-- start of Records --
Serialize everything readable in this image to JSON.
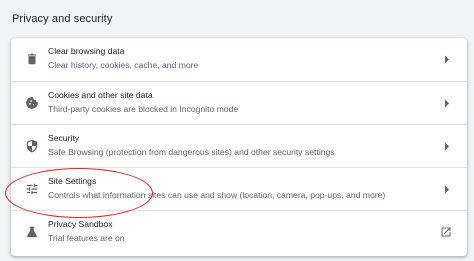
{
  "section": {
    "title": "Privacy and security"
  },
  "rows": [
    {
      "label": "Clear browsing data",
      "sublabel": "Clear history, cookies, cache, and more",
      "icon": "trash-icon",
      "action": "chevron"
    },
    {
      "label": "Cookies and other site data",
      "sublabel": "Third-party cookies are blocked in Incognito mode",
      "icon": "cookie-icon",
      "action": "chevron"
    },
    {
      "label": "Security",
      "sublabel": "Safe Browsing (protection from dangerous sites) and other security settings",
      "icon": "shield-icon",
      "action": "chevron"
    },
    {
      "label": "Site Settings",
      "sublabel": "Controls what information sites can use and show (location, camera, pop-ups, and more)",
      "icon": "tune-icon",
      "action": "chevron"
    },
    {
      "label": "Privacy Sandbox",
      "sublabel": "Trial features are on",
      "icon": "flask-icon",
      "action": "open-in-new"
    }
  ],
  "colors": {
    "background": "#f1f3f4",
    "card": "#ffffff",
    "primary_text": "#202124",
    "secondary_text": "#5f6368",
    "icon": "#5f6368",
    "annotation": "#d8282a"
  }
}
-- end of Records --
-- start of Records --
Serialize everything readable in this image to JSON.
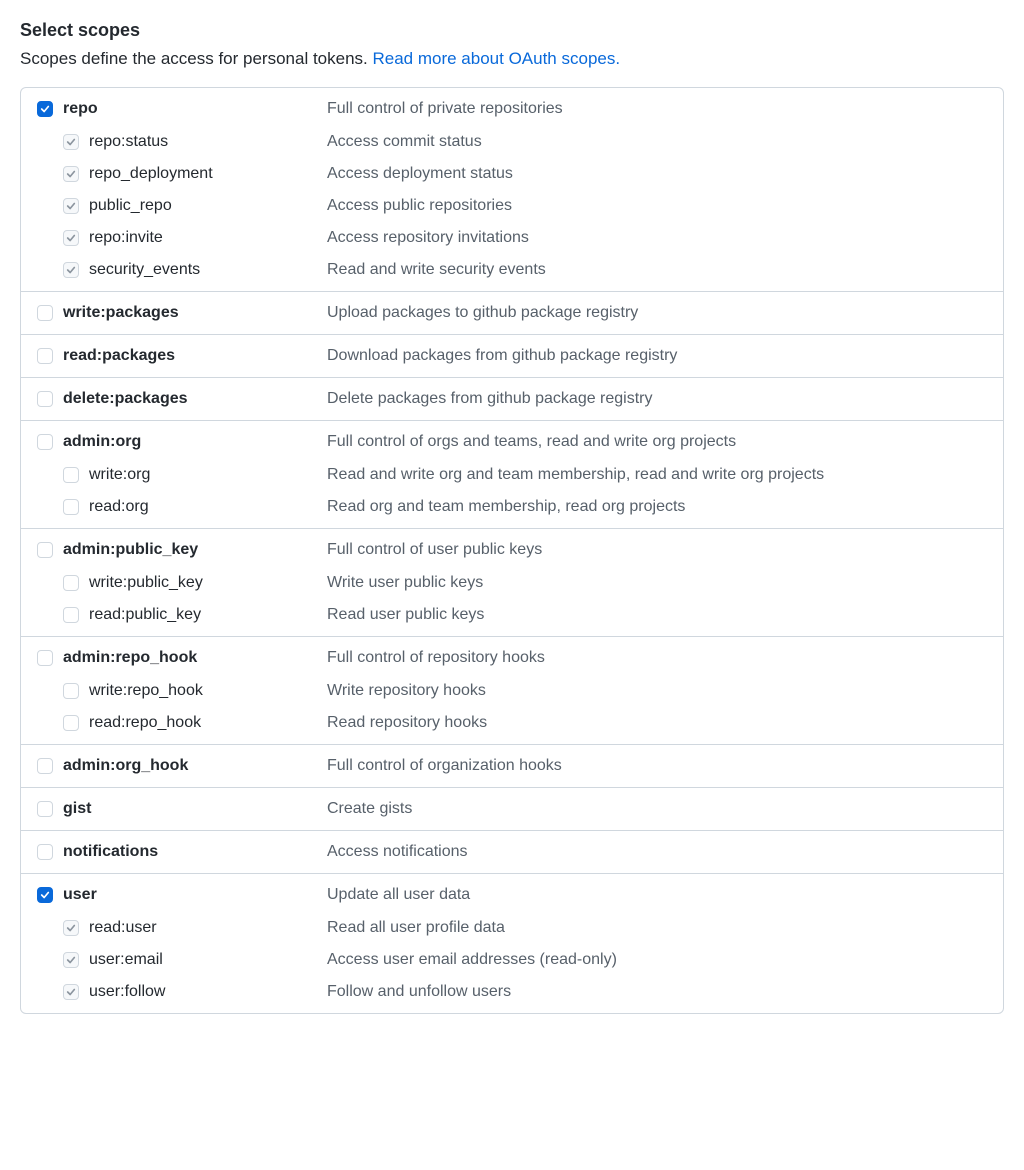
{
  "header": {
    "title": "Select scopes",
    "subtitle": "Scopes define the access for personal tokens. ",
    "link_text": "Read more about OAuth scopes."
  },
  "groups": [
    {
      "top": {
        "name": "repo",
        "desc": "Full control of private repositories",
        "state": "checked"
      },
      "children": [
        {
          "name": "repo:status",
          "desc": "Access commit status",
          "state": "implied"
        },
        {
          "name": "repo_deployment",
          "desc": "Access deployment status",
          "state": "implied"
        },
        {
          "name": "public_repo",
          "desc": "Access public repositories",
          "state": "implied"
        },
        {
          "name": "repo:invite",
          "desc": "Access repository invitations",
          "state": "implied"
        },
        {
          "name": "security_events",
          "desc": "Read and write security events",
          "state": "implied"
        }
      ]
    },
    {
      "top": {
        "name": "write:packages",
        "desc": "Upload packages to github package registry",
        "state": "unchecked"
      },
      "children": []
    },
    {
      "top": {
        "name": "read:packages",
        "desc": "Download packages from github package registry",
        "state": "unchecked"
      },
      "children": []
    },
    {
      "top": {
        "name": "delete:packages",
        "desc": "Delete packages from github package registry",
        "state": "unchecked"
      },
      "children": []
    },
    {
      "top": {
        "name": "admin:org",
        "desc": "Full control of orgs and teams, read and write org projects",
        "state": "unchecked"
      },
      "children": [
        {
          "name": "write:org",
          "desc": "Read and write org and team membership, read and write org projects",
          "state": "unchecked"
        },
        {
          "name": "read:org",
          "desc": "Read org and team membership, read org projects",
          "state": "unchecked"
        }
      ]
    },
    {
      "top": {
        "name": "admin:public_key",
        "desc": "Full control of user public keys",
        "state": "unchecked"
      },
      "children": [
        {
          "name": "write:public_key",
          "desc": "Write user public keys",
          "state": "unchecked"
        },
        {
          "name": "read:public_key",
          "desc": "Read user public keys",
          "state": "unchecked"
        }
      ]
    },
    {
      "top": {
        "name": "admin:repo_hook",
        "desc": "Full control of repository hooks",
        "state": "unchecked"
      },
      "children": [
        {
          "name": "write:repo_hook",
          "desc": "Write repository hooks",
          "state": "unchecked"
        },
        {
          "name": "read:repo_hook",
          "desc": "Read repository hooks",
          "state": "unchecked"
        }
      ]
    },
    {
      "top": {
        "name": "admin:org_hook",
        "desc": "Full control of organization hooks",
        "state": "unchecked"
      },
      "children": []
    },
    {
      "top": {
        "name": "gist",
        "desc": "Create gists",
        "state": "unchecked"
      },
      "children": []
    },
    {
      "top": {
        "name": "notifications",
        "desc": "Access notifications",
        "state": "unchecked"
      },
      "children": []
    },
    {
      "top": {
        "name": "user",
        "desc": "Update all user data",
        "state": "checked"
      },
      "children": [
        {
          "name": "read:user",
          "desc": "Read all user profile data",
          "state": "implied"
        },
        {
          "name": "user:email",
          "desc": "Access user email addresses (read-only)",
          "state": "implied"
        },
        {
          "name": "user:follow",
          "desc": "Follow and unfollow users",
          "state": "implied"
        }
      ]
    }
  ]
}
-- end of Records --
- **Set problem**:
Check each line above for the string "other" and show the ones that have it.

- **Output for this exercise**:
      "label": "Cookies and other site data",
      "sublabel": "Safe Browsing (protection from dangerous sites) and other security settings",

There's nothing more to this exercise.